Output every line below without omitting or altering anything.

### Records from a collection
○ ○ ○
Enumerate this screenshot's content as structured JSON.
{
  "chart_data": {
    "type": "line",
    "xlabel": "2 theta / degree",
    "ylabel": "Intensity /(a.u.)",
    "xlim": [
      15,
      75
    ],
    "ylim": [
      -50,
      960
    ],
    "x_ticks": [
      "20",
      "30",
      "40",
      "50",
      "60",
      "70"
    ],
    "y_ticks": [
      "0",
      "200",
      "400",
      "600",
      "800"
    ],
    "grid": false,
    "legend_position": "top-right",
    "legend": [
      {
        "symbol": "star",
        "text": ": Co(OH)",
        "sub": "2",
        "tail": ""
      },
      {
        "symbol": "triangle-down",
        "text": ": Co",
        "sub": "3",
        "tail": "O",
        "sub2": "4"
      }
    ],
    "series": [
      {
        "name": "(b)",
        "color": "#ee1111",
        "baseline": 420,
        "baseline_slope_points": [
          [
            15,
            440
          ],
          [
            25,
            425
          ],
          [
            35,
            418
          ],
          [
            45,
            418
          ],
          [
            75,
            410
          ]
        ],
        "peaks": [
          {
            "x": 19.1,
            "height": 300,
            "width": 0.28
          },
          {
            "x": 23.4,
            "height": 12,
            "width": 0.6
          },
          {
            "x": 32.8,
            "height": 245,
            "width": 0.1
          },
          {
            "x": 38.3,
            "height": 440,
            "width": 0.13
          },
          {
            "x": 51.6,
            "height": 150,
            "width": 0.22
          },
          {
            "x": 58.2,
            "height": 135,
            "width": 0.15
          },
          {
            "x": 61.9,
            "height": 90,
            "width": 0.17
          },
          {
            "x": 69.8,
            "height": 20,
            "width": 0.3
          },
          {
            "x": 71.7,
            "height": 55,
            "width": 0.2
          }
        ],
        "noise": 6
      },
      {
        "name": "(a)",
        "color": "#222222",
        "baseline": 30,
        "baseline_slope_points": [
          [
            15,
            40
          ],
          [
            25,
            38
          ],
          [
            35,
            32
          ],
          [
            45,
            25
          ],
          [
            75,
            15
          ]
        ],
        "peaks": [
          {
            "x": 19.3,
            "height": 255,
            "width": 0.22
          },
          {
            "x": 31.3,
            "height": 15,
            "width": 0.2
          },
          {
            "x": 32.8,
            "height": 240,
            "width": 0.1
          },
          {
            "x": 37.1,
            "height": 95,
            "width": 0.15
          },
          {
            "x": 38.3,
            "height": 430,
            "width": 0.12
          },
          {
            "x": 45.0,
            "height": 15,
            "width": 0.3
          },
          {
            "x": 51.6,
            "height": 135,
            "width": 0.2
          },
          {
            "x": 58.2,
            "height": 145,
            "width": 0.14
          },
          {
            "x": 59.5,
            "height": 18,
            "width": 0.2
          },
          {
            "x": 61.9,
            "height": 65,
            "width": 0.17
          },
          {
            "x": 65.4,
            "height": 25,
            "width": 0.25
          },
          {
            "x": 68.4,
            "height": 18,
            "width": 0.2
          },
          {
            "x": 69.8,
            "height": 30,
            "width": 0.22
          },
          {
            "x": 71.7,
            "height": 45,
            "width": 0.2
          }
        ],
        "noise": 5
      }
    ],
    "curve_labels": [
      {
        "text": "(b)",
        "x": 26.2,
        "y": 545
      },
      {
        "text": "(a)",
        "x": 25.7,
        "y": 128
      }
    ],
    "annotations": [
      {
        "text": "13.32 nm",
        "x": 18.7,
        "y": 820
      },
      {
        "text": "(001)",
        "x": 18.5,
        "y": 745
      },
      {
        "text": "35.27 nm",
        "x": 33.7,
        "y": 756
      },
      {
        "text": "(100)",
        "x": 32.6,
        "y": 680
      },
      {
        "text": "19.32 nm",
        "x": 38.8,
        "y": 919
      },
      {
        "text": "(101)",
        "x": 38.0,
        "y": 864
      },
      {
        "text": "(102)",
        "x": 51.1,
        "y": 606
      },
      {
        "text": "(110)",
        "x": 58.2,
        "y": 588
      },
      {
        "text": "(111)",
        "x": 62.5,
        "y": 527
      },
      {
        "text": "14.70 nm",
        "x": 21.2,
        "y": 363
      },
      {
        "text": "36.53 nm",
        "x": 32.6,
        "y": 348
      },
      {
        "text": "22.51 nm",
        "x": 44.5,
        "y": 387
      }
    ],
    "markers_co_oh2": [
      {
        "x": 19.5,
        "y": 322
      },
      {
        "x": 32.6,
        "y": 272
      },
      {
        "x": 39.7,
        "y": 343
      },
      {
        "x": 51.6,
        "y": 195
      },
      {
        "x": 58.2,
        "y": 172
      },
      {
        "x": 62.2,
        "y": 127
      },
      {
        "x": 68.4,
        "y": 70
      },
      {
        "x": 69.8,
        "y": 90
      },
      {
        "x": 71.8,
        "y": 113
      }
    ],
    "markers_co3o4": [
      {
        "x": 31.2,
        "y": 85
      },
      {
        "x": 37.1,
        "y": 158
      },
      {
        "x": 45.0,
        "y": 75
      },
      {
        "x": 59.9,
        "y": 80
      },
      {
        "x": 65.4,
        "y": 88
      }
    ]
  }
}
○ ○ ○
### Expected output
Enumerate this screenshot's content as structured JSON.
{
  "chart_data": {
    "type": "line",
    "xlabel": "2 theta / degree",
    "ylabel": "Intensity /(a.u.)",
    "xlim": [
      15,
      75
    ],
    "ylim": [
      -50,
      960
    ],
    "x_ticks": [
      "20",
      "30",
      "40",
      "50",
      "60",
      "70"
    ],
    "y_ticks": [
      "0",
      "200",
      "400",
      "600",
      "800"
    ],
    "grid": false,
    "legend_position": "top-right",
    "legend": [
      {
        "symbol": "star",
        "text": ": Co(OH)",
        "sub": "2",
        "tail": ""
      },
      {
        "symbol": "triangle-down",
        "text": ": Co",
        "sub": "3",
        "tail": "O",
        "sub2": "4"
      }
    ],
    "series": [
      {
        "name": "(b)",
        "color": "#ee1111",
        "baseline": 420,
        "baseline_slope_points": [
          [
            15,
            440
          ],
          [
            25,
            425
          ],
          [
            35,
            418
          ],
          [
            45,
            418
          ],
          [
            75,
            410
          ]
        ],
        "peaks": [
          {
            "x": 19.1,
            "height": 300,
            "width": 0.28
          },
          {
            "x": 23.4,
            "height": 12,
            "width": 0.6
          },
          {
            "x": 32.8,
            "height": 245,
            "width": 0.1
          },
          {
            "x": 38.3,
            "height": 440,
            "width": 0.13
          },
          {
            "x": 51.6,
            "height": 150,
            "width": 0.22
          },
          {
            "x": 58.2,
            "height": 135,
            "width": 0.15
          },
          {
            "x": 61.9,
            "height": 90,
            "width": 0.17
          },
          {
            "x": 69.8,
            "height": 20,
            "width": 0.3
          },
          {
            "x": 71.7,
            "height": 55,
            "width": 0.2
          }
        ],
        "noise": 6
      },
      {
        "name": "(a)",
        "color": "#222222",
        "baseline": 30,
        "baseline_slope_points": [
          [
            15,
            40
          ],
          [
            25,
            38
          ],
          [
            35,
            32
          ],
          [
            45,
            25
          ],
          [
            75,
            15
          ]
        ],
        "peaks": [
          {
            "x": 19.3,
            "height": 255,
            "width": 0.22
          },
          {
            "x": 31.3,
            "height": 15,
            "width": 0.2
          },
          {
            "x": 32.8,
            "height": 240,
            "width": 0.1
          },
          {
            "x": 37.1,
            "height": 95,
            "width": 0.15
          },
          {
            "x": 38.3,
            "height": 430,
            "width": 0.12
          },
          {
            "x": 45.0,
            "height": 15,
            "width": 0.3
          },
          {
            "x": 51.6,
            "height": 135,
            "width": 0.2
          },
          {
            "x": 58.2,
            "height": 145,
            "width": 0.14
          },
          {
            "x": 59.5,
            "height": 18,
            "width": 0.2
          },
          {
            "x": 61.9,
            "height": 65,
            "width": 0.17
          },
          {
            "x": 65.4,
            "height": 25,
            "width": 0.25
          },
          {
            "x": 68.4,
            "height": 18,
            "width": 0.2
          },
          {
            "x": 69.8,
            "height": 30,
            "width": 0.22
          },
          {
            "x": 71.7,
            "height": 45,
            "width": 0.2
          }
        ],
        "noise": 5
      }
    ],
    "curve_labels": [
      {
        "text": "(b)",
        "x": 26.2,
        "y": 545
      },
      {
        "text": "(a)",
        "x": 25.7,
        "y": 128
      }
    ],
    "annotations": [
      {
        "text": "13.32 nm",
        "x": 18.7,
        "y": 820
      },
      {
        "text": "(001)",
        "x": 18.5,
        "y": 745
      },
      {
        "text": "35.27 nm",
        "x": 33.7,
        "y": 756
      },
      {
        "text": "(100)",
        "x": 32.6,
        "y": 680
      },
      {
        "text": "19.32 nm",
        "x": 38.8,
        "y": 919
      },
      {
        "text": "(101)",
        "x": 38.0,
        "y": 864
      },
      {
        "text": "(102)",
        "x": 51.1,
        "y": 606
      },
      {
        "text": "(110)",
        "x": 58.2,
        "y": 588
      },
      {
        "text": "(111)",
        "x": 62.5,
        "y": 527
      },
      {
        "text": "14.70 nm",
        "x": 21.2,
        "y": 363
      },
      {
        "text": "36.53 nm",
        "x": 32.6,
        "y": 348
      },
      {
        "text": "22.51 nm",
        "x": 44.5,
        "y": 387
      }
    ],
    "markers_co_oh2": [
      {
        "x": 19.5,
        "y": 322
      },
      {
        "x": 32.6,
        "y": 272
      },
      {
        "x": 39.7,
        "y": 343
      },
      {
        "x": 51.6,
        "y": 195
      },
      {
        "x": 58.2,
        "y": 172
      },
      {
        "x": 62.2,
        "y": 127
      },
      {
        "x": 68.4,
        "y": 70
      },
      {
        "x": 69.8,
        "y": 90
      },
      {
        "x": 71.8,
        "y": 113
      }
    ],
    "markers_co3o4": [
      {
        "x": 31.2,
        "y": 85
      },
      {
        "x": 37.1,
        "y": 158
      },
      {
        "x": 45.0,
        "y": 75
      },
      {
        "x": 59.9,
        "y": 80
      },
      {
        "x": 65.4,
        "y": 88
      }
    ]
  }
}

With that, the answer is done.